- Exercise
From the listing below, pull out every line where the string "OEBPS" appears.

- The data
----------

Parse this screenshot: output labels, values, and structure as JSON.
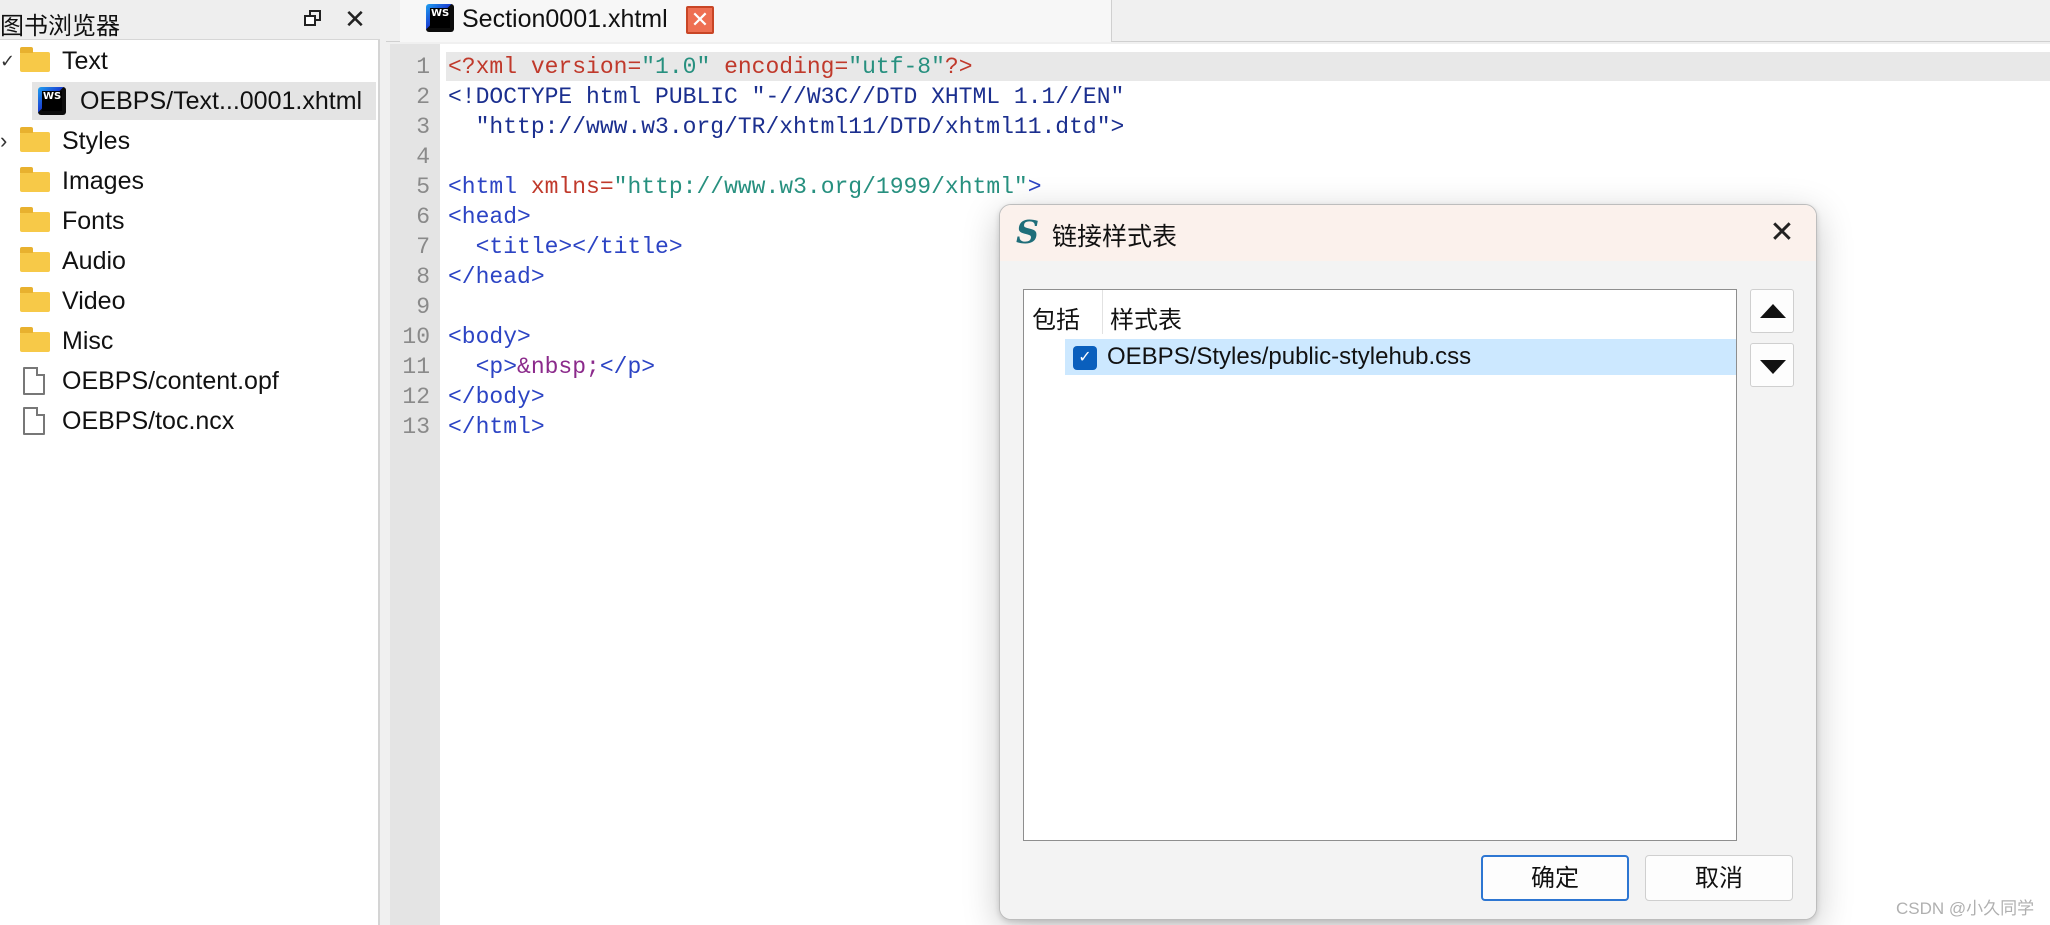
{
  "book_browser": {
    "title": "图书浏览器",
    "tree": [
      {
        "label": "Text",
        "type": "folder",
        "expanded": true
      },
      {
        "label": "OEBPS/Text...0001.xhtml",
        "type": "xhtml",
        "selected": true
      },
      {
        "label": "Styles",
        "type": "folder",
        "collapsed_arrow": true
      },
      {
        "label": "Images",
        "type": "folder"
      },
      {
        "label": "Fonts",
        "type": "folder"
      },
      {
        "label": "Audio",
        "type": "folder"
      },
      {
        "label": "Video",
        "type": "folder"
      },
      {
        "label": "Misc",
        "type": "folder"
      },
      {
        "label": "OEBPS/content.opf",
        "type": "file"
      },
      {
        "label": "OEBPS/toc.ncx",
        "type": "file"
      }
    ]
  },
  "tab": {
    "label": "Section0001.xhtml",
    "close_glyph": "✕"
  },
  "editor": {
    "line_numbers": [
      "1",
      "2",
      "3",
      "4",
      "5",
      "6",
      "7",
      "8",
      "9",
      "10",
      "11",
      "12",
      "13"
    ],
    "code": {
      "l1a": "<?xml ",
      "l1b": "version=",
      "l1c": "\"1.0\"",
      "l1d": " encoding=",
      "l1e": "\"utf-8\"",
      "l1f": "?>",
      "l2": "<!DOCTYPE html PUBLIC \"-//W3C//DTD XHTML 1.1//EN\"",
      "l3": "  \"http://www.w3.org/TR/xhtml11/DTD/xhtml11.dtd\">",
      "l5a": "<html ",
      "l5b": "xmlns=",
      "l5c": "\"http://www.w3.org/1999/xhtml\"",
      "l5d": ">",
      "l6": "<head>",
      "l7": "  <title></title>",
      "l8": "</head>",
      "l10": "<body>",
      "l11a": "  <p>",
      "l11b": "&nbsp;",
      "l11c": "</p>",
      "l12": "</body>",
      "l13": "</html>"
    }
  },
  "dialog": {
    "app_icon": "S",
    "title": "链接样式表",
    "close_glyph": "✕",
    "columns": {
      "include": "包括",
      "stylesheet": "样式表"
    },
    "rows": [
      {
        "checked": true,
        "check_glyph": "✓",
        "label": "OEBPS/Styles/public-stylehub.css"
      }
    ],
    "ok_label": "确定",
    "cancel_label": "取消"
  },
  "watermark": "CSDN @小久同学",
  "colors": {
    "tag": "#2c44c4",
    "attribute": "#c0392b",
    "value": "#27907f",
    "selection": "#cce8ff",
    "checkbox": "#0a5fbd",
    "tab_close": "#ee6f52"
  }
}
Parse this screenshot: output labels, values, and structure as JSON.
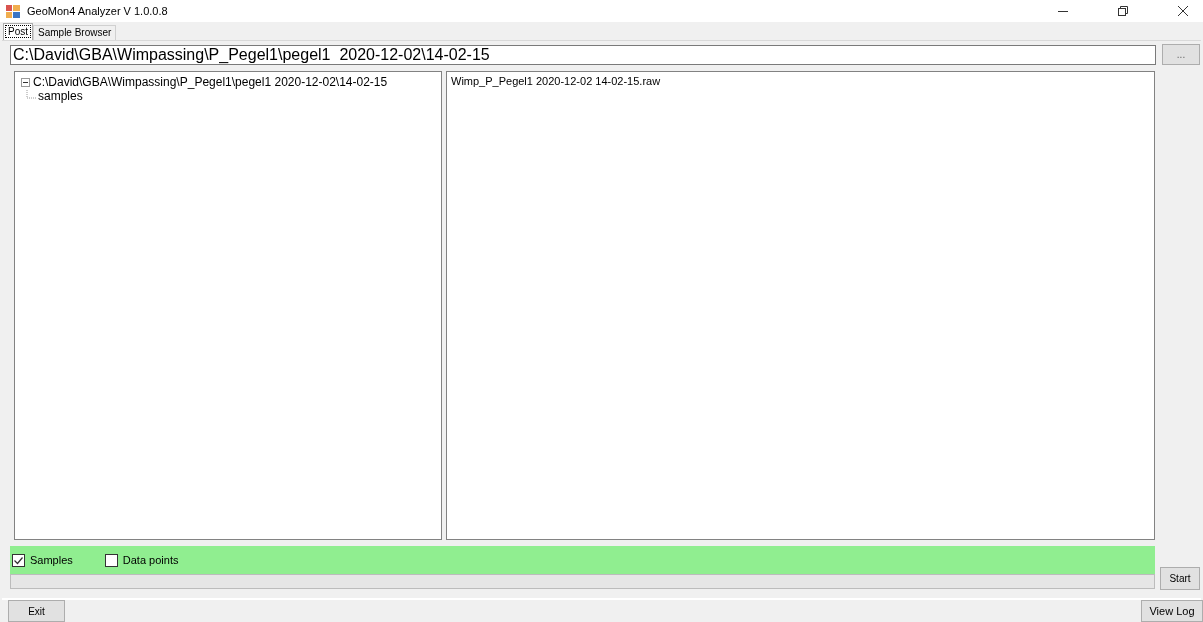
{
  "window": {
    "title": "GeoMon4 Analyzer  V 1.0.0.8"
  },
  "tabs": [
    {
      "label": "Post",
      "selected": true
    },
    {
      "label": "Sample Browser",
      "selected": false
    }
  ],
  "path_field": {
    "value": "C:\\David\\GBA\\Wimpassing\\P_Pegel1\\pegel1  2020-12-02\\14-02-15"
  },
  "browse_button": "...",
  "tree": [
    {
      "label": "C:\\David\\GBA\\Wimpassing\\P_Pegel1\\pegel1  2020-12-02\\14-02-15",
      "expanded": true,
      "children": [
        {
          "label": "samples"
        }
      ]
    }
  ],
  "files": [
    "Wimp_P_Pegel1 2020-12-02 14-02-15.raw"
  ],
  "options": [
    {
      "label": "Samples",
      "checked": true
    },
    {
      "label": "Data points",
      "checked": false
    }
  ],
  "progress": {
    "level": 0
  },
  "start_button": "Start",
  "exit_button": "Exit",
  "view_log_button": "View Log"
}
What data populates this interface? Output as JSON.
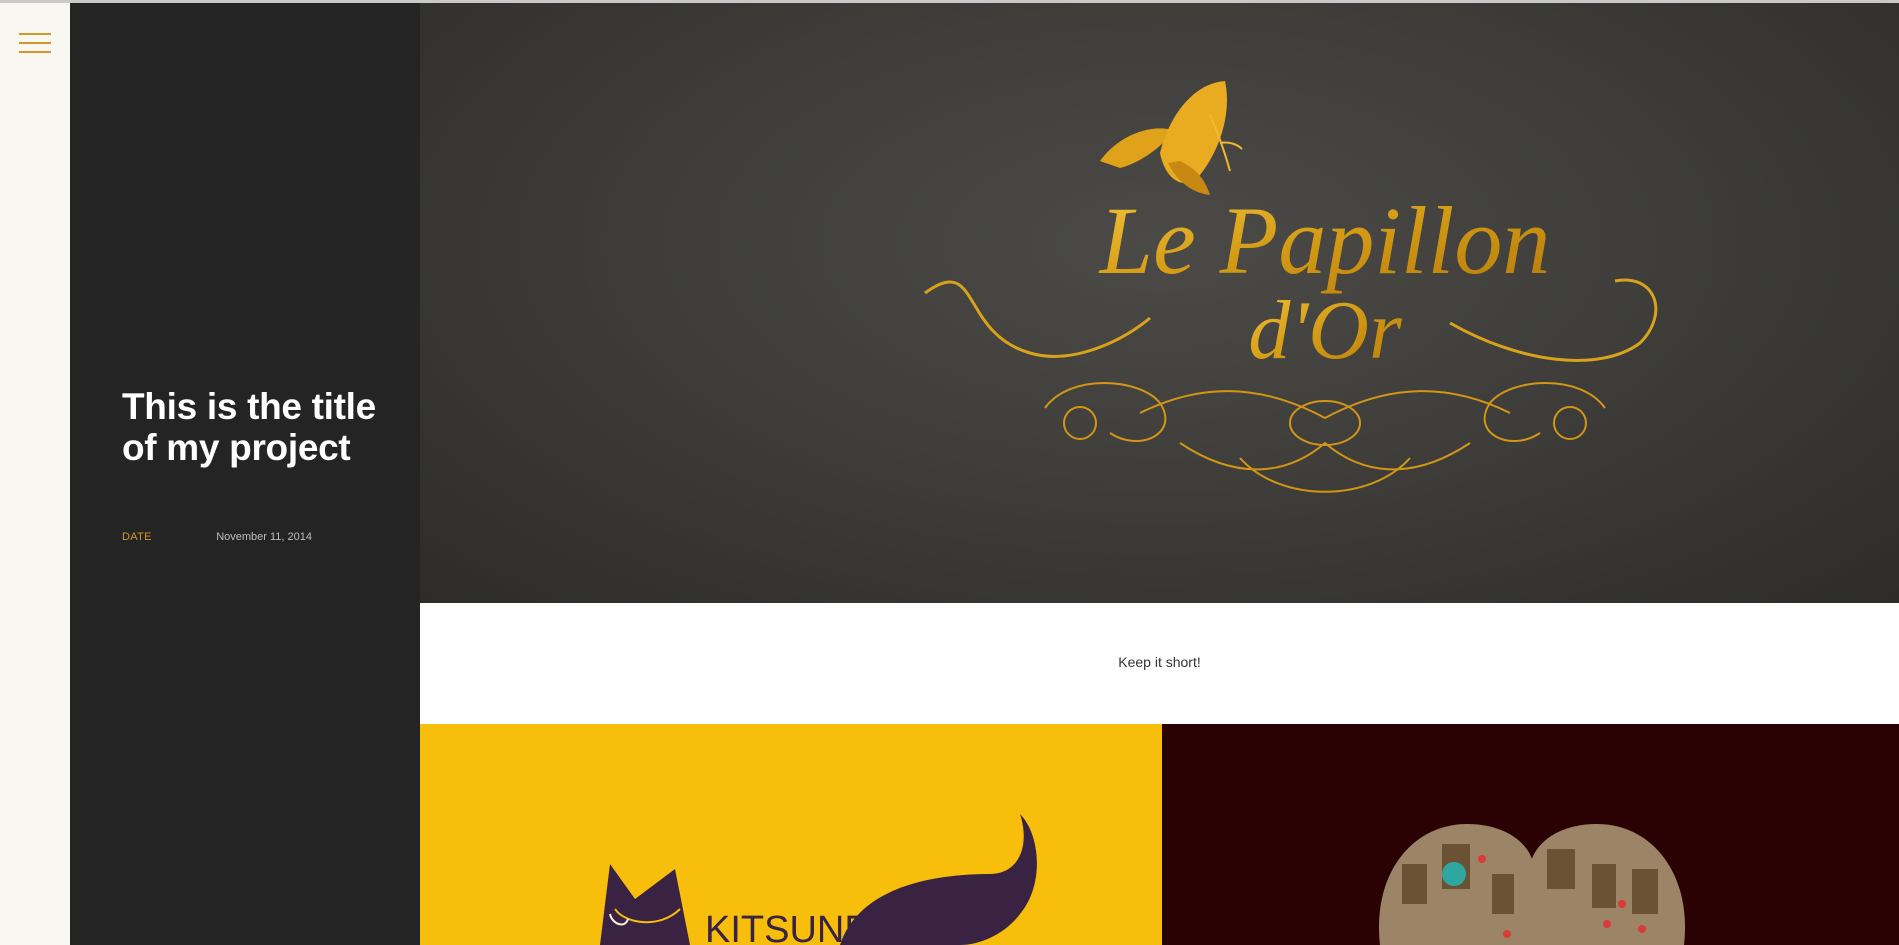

----------

- Reply to the exercise
        "label": "OEBPS/Text...0001.xhtml",
        "label": "OEBPS/content.opf",
        "label": "OEBPS/toc.ncx",
        "label": "OEBPS/Styles/public-stylehub.css"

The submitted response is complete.